Collected data

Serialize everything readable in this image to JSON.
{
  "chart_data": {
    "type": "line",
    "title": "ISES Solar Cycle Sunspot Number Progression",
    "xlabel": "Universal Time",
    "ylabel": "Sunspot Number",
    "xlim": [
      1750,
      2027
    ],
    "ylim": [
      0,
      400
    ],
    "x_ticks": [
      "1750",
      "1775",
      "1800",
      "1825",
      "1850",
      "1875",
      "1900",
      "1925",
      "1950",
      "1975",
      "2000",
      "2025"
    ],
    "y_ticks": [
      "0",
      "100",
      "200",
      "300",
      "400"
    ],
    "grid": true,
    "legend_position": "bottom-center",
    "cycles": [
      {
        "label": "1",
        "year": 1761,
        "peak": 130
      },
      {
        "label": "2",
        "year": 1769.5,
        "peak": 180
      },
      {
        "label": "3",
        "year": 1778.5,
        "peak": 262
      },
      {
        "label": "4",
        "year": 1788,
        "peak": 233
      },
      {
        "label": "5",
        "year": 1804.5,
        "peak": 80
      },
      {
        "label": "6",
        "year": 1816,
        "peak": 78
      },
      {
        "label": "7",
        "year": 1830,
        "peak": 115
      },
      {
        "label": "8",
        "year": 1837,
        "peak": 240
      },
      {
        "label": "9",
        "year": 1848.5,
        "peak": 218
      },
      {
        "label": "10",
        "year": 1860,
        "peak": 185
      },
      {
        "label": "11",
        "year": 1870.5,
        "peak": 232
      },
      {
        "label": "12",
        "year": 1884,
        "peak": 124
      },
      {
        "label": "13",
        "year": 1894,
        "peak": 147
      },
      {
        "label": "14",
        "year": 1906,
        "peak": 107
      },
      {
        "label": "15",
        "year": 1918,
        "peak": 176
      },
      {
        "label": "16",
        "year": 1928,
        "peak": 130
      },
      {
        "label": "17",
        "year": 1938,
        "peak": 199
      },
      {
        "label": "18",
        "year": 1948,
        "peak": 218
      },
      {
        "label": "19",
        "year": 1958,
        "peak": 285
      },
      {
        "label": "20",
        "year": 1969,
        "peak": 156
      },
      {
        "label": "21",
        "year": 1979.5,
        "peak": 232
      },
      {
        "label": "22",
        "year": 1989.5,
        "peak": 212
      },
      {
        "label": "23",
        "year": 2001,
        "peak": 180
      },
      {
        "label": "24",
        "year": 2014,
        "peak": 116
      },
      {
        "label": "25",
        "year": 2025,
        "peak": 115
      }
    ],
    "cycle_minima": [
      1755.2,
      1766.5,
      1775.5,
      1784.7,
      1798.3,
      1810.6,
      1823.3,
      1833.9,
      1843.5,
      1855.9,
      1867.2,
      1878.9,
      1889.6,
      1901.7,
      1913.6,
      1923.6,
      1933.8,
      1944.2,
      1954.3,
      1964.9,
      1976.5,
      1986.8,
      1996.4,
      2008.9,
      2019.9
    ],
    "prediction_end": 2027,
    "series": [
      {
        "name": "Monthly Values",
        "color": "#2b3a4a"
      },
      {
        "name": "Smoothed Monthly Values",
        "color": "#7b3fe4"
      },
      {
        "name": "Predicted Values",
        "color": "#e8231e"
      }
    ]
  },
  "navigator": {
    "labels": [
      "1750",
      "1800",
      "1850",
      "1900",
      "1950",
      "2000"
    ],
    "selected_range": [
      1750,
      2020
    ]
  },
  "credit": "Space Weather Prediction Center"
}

### [EXERCISE]
The listing above must be transcribed exactly, line by line.

### [EXERCISE SOLUTION]
Serialize everything readable in this image to JSON.
{
  "chart_data": {
    "type": "line",
    "title": "ISES Solar Cycle Sunspot Number Progression",
    "xlabel": "Universal Time",
    "ylabel": "Sunspot Number",
    "xlim": [
      1750,
      2027
    ],
    "ylim": [
      0,
      400
    ],
    "x_ticks": [
      "1750",
      "1775",
      "1800",
      "1825",
      "1850",
      "1875",
      "1900",
      "1925",
      "1950",
      "1975",
      "2000",
      "2025"
    ],
    "y_ticks": [
      "0",
      "100",
      "200",
      "300",
      "400"
    ],
    "grid": true,
    "legend_position": "bottom-center",
    "cycles": [
      {
        "label": "1",
        "year": 1761,
        "peak": 130
      },
      {
        "label": "2",
        "year": 1769.5,
        "peak": 180
      },
      {
        "label": "3",
        "year": 1778.5,
        "peak": 262
      },
      {
        "label": "4",
        "year": 1788,
        "peak": 233
      },
      {
        "label": "5",
        "year": 1804.5,
        "peak": 80
      },
      {
        "label": "6",
        "year": 1816,
        "peak": 78
      },
      {
        "label": "7",
        "year": 1830,
        "peak": 115
      },
      {
        "label": "8",
        "year": 1837,
        "peak": 240
      },
      {
        "label": "9",
        "year": 1848.5,
        "peak": 218
      },
      {
        "label": "10",
        "year": 1860,
        "peak": 185
      },
      {
        "label": "11",
        "year": 1870.5,
        "peak": 232
      },
      {
        "label": "12",
        "year": 1884,
        "peak": 124
      },
      {
        "label": "13",
        "year": 1894,
        "peak": 147
      },
      {
        "label": "14",
        "year": 1906,
        "peak": 107
      },
      {
        "label": "15",
        "year": 1918,
        "peak": 176
      },
      {
        "label": "16",
        "year": 1928,
        "peak": 130
      },
      {
        "label": "17",
        "year": 1938,
        "peak": 199
      },
      {
        "label": "18",
        "year": 1948,
        "peak": 218
      },
      {
        "label": "19",
        "year": 1958,
        "peak": 285
      },
      {
        "label": "20",
        "year": 1969,
        "peak": 156
      },
      {
        "label": "21",
        "year": 1979.5,
        "peak": 232
      },
      {
        "label": "22",
        "year": 1989.5,
        "peak": 212
      },
      {
        "label": "23",
        "year": 2001,
        "peak": 180
      },
      {
        "label": "24",
        "year": 2014,
        "peak": 116
      },
      {
        "label": "25",
        "year": 2025,
        "peak": 115
      }
    ],
    "cycle_minima": [
      1755.2,
      1766.5,
      1775.5,
      1784.7,
      1798.3,
      1810.6,
      1823.3,
      1833.9,
      1843.5,
      1855.9,
      1867.2,
      1878.9,
      1889.6,
      1901.7,
      1913.6,
      1923.6,
      1933.8,
      1944.2,
      1954.3,
      1964.9,
      1976.5,
      1986.8,
      1996.4,
      2008.9,
      2019.9
    ],
    "prediction_end": 2027,
    "series": [
      {
        "name": "Monthly Values",
        "color": "#2b3a4a"
      },
      {
        "name": "Smoothed Monthly Values",
        "color": "#7b3fe4"
      },
      {
        "name": "Predicted Values",
        "color": "#e8231e"
      }
    ]
  },
  "navigator": {
    "labels": [
      "1750",
      "1800",
      "1850",
      "1900",
      "1950",
      "2000"
    ],
    "selected_range": [
      1750,
      2020
    ]
  },
  "credit": "Space Weather Prediction Center"
}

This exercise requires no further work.